WHAT THE TASK REQUIRES: Exactly as given, repeat all of the entries.

STORED RECORDS:
===

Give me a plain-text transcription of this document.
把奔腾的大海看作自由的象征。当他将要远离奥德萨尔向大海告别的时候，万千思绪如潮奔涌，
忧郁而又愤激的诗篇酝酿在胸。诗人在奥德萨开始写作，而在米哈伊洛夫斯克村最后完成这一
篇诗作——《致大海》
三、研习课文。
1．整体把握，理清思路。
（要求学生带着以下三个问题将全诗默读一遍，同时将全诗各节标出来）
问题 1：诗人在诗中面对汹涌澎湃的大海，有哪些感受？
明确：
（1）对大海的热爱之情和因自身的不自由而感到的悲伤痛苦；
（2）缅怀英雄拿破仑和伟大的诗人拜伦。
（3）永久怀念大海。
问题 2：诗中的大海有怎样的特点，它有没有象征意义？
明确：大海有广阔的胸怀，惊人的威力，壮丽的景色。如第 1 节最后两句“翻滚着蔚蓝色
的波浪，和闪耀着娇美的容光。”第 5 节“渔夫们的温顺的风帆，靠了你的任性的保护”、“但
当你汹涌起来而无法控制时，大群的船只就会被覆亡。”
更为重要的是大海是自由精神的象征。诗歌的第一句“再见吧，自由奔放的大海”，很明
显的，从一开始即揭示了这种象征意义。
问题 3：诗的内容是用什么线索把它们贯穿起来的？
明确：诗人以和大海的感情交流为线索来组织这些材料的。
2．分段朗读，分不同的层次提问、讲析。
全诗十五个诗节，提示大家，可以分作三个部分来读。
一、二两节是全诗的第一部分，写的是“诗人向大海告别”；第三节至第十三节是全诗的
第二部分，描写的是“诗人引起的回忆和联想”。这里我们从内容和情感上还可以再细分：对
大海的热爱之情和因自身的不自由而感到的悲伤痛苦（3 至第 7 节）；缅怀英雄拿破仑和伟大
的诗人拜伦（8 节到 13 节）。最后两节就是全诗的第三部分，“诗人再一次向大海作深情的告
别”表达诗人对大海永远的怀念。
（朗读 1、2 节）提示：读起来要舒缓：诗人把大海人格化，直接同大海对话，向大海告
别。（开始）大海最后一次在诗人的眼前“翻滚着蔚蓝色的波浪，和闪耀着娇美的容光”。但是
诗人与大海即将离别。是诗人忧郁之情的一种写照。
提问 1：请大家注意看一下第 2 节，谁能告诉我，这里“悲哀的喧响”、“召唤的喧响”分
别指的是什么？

===

RIGHT ANSWER:
Give me a plain-text transcription of this document.
把奔腾的大海看作自由的象征。当他将要远离奥德萨尔向大海告别的时候，万千思绪如潮奔涌，
忧郁而又愤激的诗篇酝酿在胸。诗人在奥德萨开始写作，而在米哈伊洛夫斯克村最后完成这一
篇诗作——《致大海》
三、研习课文。
1．整体把握，理清思路。
（要求学生带着以下三个问题将全诗默读一遍，同时将全诗各节标出来）
问题 1：诗人在诗中面对汹涌澎湃的大海，有哪些感受？
明确：
（1）对大海的热爱之情和因自身的不自由而感到的悲伤痛苦；
（2）缅怀英雄拿破仑和伟大的诗人拜伦。
（3）永久怀念大海。
问题 2：诗中的大海有怎样的特点，它有没有象征意义？
明确：大海有广阔的胸怀，惊人的威力，壮丽的景色。如第 1 节最后两句“翻滚着蔚蓝色
的波浪，和闪耀着娇美的容光。”第 5 节“渔夫们的温顺的风帆，靠了你的任性的保护”、“但
当你汹涌起来而无法控制时，大群的船只就会被覆亡。”
更为重要的是大海是自由精神的象征。诗歌的第一句“再见吧，自由奔放的大海”，很明
显的，从一开始即揭示了这种象征意义。
问题 3：诗的内容是用什么线索把它们贯穿起来的？
明确：诗人以和大海的感情交流为线索来组织这些材料的。
2．分段朗读，分不同的层次提问、讲析。
全诗十五个诗节，提示大家，可以分作三个部分来读。
一、二两节是全诗的第一部分，写的是“诗人向大海告别”；第三节至第十三节是全诗的
第二部分，描写的是“诗人引起的回忆和联想”。这里我们从内容和情感上还可以再细分：对
大海的热爱之情和因自身的不自由而感到的悲伤痛苦（3 至第 7 节）；缅怀英雄拿破仑和伟大
的诗人拜伦（8 节到 13 节）。最后两节就是全诗的第三部分，“诗人再一次向大海作深情的告
别”表达诗人对大海永远的怀念。
（朗读 1、2 节）提示：读起来要舒缓：诗人把大海人格化，直接同大海对话，向大海告
别。（开始）大海最后一次在诗人的眼前“翻滚着蔚蓝色的波浪，和闪耀着娇美的容光”。但是
诗人与大海即将离别。是诗人忧郁之情的一种写照。
提问 1：请大家注意看一下第 2 节，谁能告诉我，这里“悲哀的喧响”、“召唤的喧响”分
别指的是什么？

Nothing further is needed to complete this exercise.